Count lines, not occurrences: give the number of lines holding the word "надати", and nothing besides.

===== DATA SHOWN =====

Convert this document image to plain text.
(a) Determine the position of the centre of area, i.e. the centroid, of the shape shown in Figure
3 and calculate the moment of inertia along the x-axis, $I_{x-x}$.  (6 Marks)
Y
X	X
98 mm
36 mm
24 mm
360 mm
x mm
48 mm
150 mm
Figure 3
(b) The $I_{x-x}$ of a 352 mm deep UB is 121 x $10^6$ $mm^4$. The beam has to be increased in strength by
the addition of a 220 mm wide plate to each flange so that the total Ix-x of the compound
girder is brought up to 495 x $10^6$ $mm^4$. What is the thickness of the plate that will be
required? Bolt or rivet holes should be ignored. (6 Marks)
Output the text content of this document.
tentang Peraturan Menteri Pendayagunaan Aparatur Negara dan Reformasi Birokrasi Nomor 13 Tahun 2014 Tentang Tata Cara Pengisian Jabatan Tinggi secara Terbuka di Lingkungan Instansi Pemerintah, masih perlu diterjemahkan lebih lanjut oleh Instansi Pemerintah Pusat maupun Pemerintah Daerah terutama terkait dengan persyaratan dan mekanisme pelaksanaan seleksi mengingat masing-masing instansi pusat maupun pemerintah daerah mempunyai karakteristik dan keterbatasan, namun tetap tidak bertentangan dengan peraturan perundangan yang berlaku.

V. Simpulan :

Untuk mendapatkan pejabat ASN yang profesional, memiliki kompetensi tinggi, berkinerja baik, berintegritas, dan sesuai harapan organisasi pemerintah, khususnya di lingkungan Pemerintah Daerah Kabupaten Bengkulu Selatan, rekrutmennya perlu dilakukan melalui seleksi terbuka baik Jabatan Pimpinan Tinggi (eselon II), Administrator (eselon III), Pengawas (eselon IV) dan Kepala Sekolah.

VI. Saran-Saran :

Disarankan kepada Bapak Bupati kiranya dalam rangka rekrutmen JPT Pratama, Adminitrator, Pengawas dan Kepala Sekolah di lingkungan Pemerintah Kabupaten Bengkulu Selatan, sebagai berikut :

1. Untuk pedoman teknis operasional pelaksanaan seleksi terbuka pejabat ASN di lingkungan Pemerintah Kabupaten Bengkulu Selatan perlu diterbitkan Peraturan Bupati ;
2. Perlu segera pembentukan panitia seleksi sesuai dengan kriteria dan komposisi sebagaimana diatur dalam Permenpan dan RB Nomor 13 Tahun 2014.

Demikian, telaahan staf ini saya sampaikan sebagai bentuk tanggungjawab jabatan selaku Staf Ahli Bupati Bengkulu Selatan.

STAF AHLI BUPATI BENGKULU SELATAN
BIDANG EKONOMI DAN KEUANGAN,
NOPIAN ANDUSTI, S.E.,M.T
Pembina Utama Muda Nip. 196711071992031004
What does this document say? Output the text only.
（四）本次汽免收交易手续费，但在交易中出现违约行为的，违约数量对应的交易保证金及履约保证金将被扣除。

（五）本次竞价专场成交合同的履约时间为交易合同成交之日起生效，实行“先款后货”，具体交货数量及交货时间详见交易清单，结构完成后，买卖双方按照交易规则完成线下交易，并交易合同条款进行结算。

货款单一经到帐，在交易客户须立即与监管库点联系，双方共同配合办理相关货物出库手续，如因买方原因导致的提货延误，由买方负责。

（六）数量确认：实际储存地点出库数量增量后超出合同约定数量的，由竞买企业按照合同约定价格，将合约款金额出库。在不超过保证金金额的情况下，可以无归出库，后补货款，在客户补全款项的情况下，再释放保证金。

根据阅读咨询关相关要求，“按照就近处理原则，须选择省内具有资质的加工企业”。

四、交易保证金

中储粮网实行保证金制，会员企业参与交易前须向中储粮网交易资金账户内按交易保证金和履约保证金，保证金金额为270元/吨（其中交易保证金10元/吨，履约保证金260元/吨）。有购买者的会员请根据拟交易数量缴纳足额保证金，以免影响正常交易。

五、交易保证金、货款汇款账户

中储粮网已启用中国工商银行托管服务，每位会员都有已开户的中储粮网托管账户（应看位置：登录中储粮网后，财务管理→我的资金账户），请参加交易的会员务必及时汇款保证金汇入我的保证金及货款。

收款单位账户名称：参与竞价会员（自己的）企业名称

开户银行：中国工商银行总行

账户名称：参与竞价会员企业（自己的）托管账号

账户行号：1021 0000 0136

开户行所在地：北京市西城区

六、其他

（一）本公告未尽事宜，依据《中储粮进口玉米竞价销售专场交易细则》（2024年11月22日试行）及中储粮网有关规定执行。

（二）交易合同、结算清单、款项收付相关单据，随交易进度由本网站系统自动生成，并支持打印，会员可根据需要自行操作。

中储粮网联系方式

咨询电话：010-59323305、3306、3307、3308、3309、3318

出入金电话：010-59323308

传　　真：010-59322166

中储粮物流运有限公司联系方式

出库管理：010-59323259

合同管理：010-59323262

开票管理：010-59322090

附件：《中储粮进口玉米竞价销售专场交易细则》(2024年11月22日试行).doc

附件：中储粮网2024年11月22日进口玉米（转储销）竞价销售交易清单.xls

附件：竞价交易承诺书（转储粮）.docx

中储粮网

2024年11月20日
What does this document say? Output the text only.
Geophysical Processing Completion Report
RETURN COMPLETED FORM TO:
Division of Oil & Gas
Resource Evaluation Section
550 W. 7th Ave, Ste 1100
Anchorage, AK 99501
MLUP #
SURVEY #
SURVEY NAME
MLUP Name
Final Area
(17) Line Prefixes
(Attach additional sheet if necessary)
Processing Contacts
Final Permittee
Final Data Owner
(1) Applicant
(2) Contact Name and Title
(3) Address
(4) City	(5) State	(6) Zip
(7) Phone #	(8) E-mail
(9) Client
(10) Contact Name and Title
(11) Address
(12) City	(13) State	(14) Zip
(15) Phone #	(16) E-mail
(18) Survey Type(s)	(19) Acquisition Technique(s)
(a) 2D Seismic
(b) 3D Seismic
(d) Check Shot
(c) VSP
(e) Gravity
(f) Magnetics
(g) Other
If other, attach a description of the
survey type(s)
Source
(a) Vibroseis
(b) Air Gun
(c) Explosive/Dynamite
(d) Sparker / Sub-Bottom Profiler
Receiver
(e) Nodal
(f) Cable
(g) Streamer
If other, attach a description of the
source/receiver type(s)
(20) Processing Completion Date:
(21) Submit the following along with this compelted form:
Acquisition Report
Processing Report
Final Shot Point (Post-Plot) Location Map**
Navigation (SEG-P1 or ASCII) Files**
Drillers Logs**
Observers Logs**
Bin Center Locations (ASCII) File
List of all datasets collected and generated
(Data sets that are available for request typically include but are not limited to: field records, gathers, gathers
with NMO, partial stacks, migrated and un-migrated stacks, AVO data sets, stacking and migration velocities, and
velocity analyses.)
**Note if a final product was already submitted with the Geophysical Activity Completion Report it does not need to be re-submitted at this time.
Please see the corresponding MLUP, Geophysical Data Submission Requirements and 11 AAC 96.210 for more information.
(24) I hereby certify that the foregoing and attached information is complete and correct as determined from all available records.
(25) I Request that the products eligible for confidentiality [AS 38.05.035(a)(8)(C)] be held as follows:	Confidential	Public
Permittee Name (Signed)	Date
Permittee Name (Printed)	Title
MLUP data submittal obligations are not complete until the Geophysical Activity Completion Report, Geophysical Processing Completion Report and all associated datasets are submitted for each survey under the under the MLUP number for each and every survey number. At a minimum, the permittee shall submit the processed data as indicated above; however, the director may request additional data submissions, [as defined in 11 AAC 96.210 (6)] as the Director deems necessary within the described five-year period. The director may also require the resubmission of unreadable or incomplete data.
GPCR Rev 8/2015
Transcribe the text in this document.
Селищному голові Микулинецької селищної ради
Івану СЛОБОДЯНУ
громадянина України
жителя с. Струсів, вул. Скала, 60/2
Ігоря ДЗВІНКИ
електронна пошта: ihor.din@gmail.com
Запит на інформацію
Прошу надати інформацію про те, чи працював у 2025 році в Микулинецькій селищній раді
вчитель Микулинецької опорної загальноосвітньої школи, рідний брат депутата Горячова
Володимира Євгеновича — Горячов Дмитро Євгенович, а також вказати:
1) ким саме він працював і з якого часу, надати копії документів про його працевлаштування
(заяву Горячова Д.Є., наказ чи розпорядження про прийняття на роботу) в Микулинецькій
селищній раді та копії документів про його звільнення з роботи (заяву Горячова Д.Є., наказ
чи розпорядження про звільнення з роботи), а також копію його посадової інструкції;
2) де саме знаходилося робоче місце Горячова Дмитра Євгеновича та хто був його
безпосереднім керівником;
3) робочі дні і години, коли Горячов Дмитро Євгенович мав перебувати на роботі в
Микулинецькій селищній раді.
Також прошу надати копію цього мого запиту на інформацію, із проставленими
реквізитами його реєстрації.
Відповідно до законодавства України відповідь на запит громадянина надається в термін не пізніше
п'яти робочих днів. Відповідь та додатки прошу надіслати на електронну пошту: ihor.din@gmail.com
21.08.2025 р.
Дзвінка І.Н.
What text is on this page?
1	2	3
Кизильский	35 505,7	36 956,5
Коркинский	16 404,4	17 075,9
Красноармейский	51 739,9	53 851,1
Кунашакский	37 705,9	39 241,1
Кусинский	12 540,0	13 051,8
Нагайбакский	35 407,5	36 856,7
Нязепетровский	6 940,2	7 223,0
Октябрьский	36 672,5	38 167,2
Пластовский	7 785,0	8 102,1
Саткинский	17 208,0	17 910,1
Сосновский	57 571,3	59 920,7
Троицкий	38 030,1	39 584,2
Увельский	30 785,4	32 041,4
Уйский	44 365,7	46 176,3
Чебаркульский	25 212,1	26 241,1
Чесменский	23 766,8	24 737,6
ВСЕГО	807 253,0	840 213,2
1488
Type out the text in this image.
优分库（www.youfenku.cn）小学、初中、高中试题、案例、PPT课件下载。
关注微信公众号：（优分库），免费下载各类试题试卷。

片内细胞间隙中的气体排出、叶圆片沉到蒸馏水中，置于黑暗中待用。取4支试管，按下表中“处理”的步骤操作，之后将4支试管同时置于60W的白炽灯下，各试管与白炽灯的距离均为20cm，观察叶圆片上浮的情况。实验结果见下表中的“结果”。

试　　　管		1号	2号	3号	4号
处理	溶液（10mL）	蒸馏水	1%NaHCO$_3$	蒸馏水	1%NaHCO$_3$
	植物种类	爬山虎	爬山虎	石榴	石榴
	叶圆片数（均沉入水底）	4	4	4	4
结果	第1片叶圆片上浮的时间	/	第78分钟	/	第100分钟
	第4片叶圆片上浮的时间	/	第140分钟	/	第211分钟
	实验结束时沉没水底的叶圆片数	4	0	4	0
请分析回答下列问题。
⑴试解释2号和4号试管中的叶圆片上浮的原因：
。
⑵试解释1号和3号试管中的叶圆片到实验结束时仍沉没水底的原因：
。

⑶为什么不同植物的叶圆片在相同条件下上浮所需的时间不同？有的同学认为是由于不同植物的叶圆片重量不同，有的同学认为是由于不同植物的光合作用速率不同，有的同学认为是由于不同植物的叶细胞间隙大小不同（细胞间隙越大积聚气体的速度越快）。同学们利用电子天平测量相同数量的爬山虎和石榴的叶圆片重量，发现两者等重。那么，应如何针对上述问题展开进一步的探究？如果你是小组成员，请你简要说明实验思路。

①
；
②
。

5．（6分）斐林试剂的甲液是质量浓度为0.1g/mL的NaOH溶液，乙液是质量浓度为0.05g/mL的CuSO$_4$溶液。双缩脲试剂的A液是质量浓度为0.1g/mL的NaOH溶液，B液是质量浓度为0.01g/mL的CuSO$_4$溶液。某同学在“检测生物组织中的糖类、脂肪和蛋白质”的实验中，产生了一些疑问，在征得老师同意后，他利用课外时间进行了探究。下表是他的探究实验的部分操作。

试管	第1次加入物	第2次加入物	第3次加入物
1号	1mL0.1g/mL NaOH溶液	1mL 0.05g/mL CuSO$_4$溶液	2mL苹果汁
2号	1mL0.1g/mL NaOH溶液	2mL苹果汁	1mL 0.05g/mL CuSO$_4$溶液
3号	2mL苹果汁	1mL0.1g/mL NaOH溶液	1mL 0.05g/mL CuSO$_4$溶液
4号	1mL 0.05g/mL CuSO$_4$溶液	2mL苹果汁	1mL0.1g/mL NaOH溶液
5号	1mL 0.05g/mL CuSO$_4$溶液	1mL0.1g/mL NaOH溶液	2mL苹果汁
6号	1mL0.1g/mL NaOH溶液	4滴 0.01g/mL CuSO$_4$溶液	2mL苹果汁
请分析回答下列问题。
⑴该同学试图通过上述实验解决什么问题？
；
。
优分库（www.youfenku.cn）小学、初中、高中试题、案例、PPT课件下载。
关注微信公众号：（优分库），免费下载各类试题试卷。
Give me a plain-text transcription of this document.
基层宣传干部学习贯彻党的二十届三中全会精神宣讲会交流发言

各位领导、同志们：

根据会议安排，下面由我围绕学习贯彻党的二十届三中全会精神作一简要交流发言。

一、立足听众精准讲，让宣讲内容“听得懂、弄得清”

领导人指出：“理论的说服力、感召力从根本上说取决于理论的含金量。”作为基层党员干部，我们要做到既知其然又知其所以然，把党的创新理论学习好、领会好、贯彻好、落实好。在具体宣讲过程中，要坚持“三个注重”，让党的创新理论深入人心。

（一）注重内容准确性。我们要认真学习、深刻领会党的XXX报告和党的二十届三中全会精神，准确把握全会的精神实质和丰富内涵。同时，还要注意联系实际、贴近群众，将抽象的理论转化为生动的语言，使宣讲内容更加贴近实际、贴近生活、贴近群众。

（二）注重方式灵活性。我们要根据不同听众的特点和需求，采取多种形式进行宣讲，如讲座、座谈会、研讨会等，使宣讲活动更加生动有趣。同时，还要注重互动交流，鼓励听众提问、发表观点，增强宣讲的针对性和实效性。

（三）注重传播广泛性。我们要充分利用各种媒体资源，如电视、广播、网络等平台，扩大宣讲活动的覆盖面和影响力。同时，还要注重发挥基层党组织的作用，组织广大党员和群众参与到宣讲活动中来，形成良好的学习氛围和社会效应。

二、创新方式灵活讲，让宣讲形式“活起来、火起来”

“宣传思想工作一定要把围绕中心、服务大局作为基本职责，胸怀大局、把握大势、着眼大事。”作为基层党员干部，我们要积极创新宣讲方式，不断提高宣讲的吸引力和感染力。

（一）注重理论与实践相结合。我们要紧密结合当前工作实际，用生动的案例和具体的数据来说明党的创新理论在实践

=====

(WRITTEN ANSWER):
3